-- START Source records --

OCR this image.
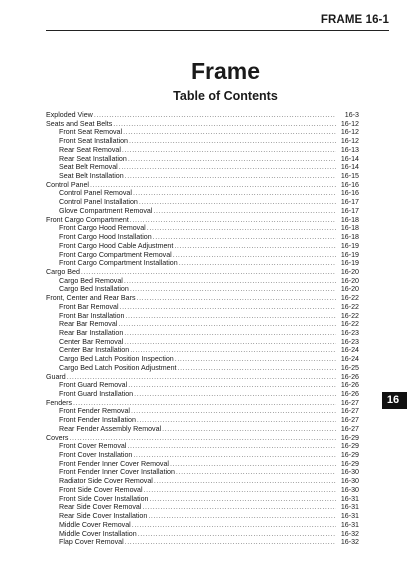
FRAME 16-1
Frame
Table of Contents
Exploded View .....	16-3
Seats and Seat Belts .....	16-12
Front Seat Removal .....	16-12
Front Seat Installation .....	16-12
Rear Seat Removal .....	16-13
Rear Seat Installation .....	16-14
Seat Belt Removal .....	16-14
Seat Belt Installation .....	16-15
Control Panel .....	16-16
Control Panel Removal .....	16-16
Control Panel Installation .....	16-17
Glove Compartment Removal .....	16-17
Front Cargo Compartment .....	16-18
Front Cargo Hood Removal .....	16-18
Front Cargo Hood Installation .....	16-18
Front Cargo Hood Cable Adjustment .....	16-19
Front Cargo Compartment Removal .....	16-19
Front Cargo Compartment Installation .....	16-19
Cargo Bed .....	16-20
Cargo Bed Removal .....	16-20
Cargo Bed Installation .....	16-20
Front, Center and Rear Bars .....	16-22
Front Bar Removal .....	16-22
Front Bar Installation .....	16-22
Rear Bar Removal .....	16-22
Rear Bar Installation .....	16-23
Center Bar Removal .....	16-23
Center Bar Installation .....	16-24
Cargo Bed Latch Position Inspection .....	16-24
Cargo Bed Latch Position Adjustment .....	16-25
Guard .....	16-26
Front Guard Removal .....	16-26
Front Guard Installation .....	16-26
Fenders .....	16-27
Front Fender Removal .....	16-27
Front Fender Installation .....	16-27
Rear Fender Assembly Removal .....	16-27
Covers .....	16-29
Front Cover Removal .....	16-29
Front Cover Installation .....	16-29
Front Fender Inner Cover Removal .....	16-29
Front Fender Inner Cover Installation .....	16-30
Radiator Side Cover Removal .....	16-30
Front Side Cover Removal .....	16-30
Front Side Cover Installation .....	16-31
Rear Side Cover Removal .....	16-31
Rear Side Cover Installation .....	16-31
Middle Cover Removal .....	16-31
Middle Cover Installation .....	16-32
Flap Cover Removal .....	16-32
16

-- END Source records --

» What you should do
Set down every record once more, word for word, without pictures.

» Task output
OCR this image.
FRAME 16-1
Frame
Table of Contents
Exploded View .....	16-3
Seats and Seat Belts .....	16-12
Front Seat Removal .....	16-12
Front Seat Installation .....	16-12
Rear Seat Removal .....	16-13
Rear Seat Installation .....	16-14
Seat Belt Removal .....	16-14
Seat Belt Installation .....	16-15
Control Panel .....	16-16
Control Panel Removal .....	16-16
Control Panel Installation .....	16-17
Glove Compartment Removal .....	16-17
Front Cargo Compartment .....	16-18
Front Cargo Hood Removal .....	16-18
Front Cargo Hood Installation .....	16-18
Front Cargo Hood Cable Adjustment .....	16-19
Front Cargo Compartment Removal .....	16-19
Front Cargo Compartment Installation .....	16-19
Cargo Bed .....	16-20
Cargo Bed Removal .....	16-20
Cargo Bed Installation .....	16-20
Front, Center and Rear Bars .....	16-22
Front Bar Removal .....	16-22
Front Bar Installation .....	16-22
Rear Bar Removal .....	16-22
Rear Bar Installation .....	16-23
Center Bar Removal .....	16-23
Center Bar Installation .....	16-24
Cargo Bed Latch Position Inspection .....	16-24
Cargo Bed Latch Position Adjustment .....	16-25
Guard .....	16-26
Front Guard Removal .....	16-26
Front Guard Installation .....	16-26
Fenders .....	16-27
Front Fender Removal .....	16-27
Front Fender Installation .....	16-27
Rear Fender Assembly Removal .....	16-27
Covers .....	16-29
Front Cover Removal .....	16-29
Front Cover Installation .....	16-29
Front Fender Inner Cover Removal .....	16-29
Front Fender Inner Cover Installation .....	16-30
Radiator Side Cover Removal .....	16-30
Front Side Cover Removal .....	16-30
Front Side Cover Installation .....	16-31
Rear Side Cover Removal .....	16-31
Rear Side Cover Installation .....	16-31
Middle Cover Removal .....	16-31
Middle Cover Installation .....	16-32
Flap Cover Removal .....	16-32
16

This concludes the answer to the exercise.